◆ **Problem to solve**
Everything in the listing should be restated word for word.

____

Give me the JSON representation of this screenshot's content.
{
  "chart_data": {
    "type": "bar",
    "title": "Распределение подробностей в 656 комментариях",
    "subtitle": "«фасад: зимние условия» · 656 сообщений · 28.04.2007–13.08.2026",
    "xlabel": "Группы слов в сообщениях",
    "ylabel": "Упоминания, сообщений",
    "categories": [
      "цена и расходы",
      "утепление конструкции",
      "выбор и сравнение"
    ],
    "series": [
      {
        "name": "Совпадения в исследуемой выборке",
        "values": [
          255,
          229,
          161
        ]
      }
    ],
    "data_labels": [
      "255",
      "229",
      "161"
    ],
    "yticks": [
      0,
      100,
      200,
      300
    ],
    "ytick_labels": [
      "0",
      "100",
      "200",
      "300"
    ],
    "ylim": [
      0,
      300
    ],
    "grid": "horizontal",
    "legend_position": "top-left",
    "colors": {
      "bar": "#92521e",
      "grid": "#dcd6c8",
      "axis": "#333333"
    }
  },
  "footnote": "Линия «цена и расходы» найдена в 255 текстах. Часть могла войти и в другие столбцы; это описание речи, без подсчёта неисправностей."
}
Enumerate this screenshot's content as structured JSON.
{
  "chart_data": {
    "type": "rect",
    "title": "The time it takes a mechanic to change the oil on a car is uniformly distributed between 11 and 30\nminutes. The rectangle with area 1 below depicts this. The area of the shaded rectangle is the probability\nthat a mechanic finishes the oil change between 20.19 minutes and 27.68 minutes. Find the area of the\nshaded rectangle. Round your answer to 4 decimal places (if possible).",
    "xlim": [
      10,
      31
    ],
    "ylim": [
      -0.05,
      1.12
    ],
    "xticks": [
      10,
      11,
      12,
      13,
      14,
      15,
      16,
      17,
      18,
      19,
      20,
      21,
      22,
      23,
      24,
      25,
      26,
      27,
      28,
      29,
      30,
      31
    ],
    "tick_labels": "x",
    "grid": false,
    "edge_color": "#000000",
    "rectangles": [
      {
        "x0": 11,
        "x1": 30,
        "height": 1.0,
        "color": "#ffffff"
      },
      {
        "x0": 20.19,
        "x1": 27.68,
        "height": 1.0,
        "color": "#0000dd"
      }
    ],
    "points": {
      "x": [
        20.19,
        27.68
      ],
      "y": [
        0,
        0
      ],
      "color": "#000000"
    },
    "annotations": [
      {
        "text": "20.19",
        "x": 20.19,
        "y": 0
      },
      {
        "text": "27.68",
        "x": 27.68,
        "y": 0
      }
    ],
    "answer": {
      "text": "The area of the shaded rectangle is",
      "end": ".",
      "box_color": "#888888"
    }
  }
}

____

◆ **Response below**
Give me the JSON representation of this screenshot's content.
{
  "chart_data": {
    "type": "bar",
    "title": "Распределение подробностей в 656 комментариях",
    "subtitle": "«фасад: зимние условия» · 656 сообщений · 28.04.2007–13.08.2026",
    "xlabel": "Группы слов в сообщениях",
    "ylabel": "Упоминания, сообщений",
    "categories": [
      "цена и расходы",
      "утепление конструкции",
      "выбор и сравнение"
    ],
    "series": [
      {
        "name": "Совпадения в исследуемой выборке",
        "values": [
          255,
          229,
          161
        ]
      }
    ],
    "data_labels": [
      "255",
      "229",
      "161"
    ],
    "yticks": [
      0,
      100,
      200,
      300
    ],
    "ytick_labels": [
      "0",
      "100",
      "200",
      "300"
    ],
    "ylim": [
      0,
      300
    ],
    "grid": "horizontal",
    "legend_position": "top-left",
    "colors": {
      "bar": "#92521e",
      "grid": "#dcd6c8",
      "axis": "#333333"
    }
  },
  "footnote": "Линия «цена и расходы» найдена в 255 текстах. Часть могла войти и в другие столбцы; это описание речи, без подсчёта неисправностей."
}
Enumerate this screenshot's content as structured JSON.
{
  "chart_data": {
    "type": "rect",
    "title": "The time it takes a mechanic to change the oil on a car is uniformly distributed between 11 and 30\nminutes. The rectangle with area 1 below depicts this. The area of the shaded rectangle is the probability\nthat a mechanic finishes the oil change between 20.19 minutes and 27.68 minutes. Find the area of the\nshaded rectangle. Round your answer to 4 decimal places (if possible).",
    "xlim": [
      10,
      31
    ],
    "ylim": [
      -0.05,
      1.12
    ],
    "xticks": [
      10,
      11,
      12,
      13,
      14,
      15,
      16,
      17,
      18,
      19,
      20,
      21,
      22,
      23,
      24,
      25,
      26,
      27,
      28,
      29,
      30,
      31
    ],
    "tick_labels": "x",
    "grid": false,
    "edge_color": "#000000",
    "rectangles": [
      {
        "x0": 11,
        "x1": 30,
        "height": 1.0,
        "color": "#ffffff"
      },
      {
        "x0": 20.19,
        "x1": 27.68,
        "height": 1.0,
        "color": "#0000dd"
      }
    ],
    "points": {
      "x": [
        20.19,
        27.68
      ],
      "y": [
        0,
        0
      ],
      "color": "#000000"
    },
    "annotations": [
      {
        "text": "20.19",
        "x": 20.19,
        "y": 0
      },
      {
        "text": "27.68",
        "x": 27.68,
        "y": 0
      }
    ],
    "answer": {
      "text": "The area of the shaded rectangle is",
      "end": ".",
      "box_color": "#888888"
    }
  }
}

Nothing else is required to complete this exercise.